Find how many lines contain "this" and state only that number.

• **Working data**
▼▼▼

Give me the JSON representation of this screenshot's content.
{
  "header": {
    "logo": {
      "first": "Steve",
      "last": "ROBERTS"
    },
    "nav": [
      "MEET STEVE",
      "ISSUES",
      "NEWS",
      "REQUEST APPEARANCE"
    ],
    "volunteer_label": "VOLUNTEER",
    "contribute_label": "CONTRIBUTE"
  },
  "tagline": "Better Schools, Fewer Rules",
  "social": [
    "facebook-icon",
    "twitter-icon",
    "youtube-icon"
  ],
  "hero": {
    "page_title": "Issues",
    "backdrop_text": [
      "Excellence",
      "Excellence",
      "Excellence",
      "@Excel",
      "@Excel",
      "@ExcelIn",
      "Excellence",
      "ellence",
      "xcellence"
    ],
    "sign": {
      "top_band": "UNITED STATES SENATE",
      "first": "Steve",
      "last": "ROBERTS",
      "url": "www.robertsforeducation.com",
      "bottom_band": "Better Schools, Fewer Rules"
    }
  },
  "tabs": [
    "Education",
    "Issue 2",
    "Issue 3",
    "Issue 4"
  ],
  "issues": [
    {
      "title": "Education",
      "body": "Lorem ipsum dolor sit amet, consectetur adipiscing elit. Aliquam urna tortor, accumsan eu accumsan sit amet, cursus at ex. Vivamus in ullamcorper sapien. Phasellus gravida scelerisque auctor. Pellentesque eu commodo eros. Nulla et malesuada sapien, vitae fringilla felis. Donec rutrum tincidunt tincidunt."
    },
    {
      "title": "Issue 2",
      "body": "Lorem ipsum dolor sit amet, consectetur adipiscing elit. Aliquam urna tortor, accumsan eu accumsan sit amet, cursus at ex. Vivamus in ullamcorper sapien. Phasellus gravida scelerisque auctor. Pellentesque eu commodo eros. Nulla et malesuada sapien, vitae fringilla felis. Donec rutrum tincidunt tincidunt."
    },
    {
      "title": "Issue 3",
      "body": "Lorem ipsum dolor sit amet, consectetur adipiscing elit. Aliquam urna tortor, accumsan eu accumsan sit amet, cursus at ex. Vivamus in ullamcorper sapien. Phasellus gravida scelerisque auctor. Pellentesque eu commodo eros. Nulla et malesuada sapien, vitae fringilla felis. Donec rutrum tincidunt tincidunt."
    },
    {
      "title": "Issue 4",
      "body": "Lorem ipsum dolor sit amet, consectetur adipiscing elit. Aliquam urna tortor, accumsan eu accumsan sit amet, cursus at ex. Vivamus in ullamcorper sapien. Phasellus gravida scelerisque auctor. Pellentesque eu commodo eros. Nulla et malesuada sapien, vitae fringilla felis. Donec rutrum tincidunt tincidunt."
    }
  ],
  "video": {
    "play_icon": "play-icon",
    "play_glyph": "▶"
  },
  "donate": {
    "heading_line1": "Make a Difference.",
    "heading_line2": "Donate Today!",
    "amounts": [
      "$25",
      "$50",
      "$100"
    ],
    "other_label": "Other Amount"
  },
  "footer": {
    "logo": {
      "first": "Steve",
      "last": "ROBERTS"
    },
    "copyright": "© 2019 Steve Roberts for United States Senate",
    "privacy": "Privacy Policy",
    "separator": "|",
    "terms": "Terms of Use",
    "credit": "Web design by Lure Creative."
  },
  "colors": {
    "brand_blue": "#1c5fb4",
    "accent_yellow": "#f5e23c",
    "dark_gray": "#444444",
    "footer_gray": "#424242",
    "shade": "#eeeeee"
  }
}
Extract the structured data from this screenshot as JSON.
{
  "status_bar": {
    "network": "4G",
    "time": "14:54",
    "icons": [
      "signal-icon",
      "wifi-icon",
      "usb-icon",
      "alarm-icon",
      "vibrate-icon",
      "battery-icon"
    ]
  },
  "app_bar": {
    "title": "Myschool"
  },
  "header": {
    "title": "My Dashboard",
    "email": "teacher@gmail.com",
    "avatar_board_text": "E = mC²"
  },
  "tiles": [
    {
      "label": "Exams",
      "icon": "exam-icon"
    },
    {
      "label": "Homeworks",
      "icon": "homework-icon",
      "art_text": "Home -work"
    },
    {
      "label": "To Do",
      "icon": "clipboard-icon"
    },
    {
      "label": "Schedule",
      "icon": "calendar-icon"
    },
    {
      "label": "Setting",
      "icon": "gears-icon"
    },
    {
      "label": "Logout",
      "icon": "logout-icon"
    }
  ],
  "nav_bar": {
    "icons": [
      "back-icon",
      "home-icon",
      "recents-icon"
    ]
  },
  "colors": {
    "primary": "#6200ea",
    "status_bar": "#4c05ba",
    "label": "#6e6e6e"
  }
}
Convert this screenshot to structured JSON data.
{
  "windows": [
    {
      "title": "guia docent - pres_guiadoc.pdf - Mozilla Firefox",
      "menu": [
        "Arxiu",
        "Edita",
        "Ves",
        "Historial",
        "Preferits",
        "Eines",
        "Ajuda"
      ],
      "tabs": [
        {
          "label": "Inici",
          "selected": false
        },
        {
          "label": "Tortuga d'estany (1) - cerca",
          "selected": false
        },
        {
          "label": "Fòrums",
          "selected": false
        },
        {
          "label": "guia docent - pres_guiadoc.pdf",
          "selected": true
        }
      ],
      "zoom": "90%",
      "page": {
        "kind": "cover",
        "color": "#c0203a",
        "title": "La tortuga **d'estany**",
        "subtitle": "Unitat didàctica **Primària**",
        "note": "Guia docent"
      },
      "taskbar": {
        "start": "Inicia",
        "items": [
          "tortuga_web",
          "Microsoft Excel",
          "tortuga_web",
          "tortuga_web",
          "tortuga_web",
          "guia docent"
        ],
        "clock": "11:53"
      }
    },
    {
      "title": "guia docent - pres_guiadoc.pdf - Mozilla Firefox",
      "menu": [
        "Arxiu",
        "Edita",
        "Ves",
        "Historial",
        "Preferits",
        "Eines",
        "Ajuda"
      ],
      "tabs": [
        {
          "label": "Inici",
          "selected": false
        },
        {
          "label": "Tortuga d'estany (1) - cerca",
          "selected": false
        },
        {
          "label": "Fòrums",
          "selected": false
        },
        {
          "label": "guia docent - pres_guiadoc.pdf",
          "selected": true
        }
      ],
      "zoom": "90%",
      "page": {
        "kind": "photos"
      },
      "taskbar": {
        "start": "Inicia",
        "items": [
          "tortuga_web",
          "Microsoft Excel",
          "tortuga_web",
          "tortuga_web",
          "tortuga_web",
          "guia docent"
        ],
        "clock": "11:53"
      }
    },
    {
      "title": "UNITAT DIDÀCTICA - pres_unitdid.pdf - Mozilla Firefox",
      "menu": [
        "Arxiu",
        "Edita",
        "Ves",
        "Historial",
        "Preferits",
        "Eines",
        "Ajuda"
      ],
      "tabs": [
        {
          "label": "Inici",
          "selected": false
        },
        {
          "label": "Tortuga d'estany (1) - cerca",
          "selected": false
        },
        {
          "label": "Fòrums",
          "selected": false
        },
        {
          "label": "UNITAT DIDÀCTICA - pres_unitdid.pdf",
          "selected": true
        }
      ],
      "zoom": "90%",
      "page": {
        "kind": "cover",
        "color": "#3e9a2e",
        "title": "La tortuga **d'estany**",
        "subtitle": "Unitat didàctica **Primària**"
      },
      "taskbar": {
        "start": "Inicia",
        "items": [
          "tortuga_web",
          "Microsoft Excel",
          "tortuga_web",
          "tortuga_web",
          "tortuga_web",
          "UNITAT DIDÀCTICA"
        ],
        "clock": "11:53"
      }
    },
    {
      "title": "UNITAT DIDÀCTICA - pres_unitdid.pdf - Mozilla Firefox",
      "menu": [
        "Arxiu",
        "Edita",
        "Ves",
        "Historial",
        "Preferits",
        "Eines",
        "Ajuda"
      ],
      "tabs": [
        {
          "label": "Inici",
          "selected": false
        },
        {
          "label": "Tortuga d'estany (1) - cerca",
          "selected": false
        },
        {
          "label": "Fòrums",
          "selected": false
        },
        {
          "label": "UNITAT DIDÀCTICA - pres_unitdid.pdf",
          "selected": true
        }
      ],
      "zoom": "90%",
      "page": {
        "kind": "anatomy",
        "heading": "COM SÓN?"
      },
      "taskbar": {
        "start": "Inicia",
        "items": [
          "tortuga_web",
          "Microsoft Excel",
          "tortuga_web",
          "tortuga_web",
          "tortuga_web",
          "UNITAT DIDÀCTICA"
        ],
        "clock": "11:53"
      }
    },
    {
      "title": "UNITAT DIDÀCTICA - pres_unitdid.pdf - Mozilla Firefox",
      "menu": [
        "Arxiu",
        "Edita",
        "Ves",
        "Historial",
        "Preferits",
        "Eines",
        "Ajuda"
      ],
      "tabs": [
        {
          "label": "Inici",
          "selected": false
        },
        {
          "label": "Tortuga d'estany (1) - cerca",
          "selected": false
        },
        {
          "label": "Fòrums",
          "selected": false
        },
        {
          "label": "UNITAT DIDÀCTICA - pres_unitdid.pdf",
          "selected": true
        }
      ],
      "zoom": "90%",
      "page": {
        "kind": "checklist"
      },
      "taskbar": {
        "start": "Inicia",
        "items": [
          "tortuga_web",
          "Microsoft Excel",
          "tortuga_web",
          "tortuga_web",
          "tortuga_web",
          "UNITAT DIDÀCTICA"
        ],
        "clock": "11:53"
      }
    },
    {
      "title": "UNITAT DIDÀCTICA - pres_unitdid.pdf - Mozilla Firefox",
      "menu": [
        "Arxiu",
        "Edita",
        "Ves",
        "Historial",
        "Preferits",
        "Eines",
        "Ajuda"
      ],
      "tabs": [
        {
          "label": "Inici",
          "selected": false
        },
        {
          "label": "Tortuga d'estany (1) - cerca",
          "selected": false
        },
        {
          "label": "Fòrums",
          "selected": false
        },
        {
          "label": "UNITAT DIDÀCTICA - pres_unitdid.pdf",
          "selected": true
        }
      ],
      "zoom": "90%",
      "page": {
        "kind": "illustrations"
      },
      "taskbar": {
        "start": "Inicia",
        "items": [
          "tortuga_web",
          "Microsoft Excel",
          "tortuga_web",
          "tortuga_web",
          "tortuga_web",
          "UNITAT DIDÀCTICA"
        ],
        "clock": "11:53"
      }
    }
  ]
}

▲▲▲

• **Exercise output**
3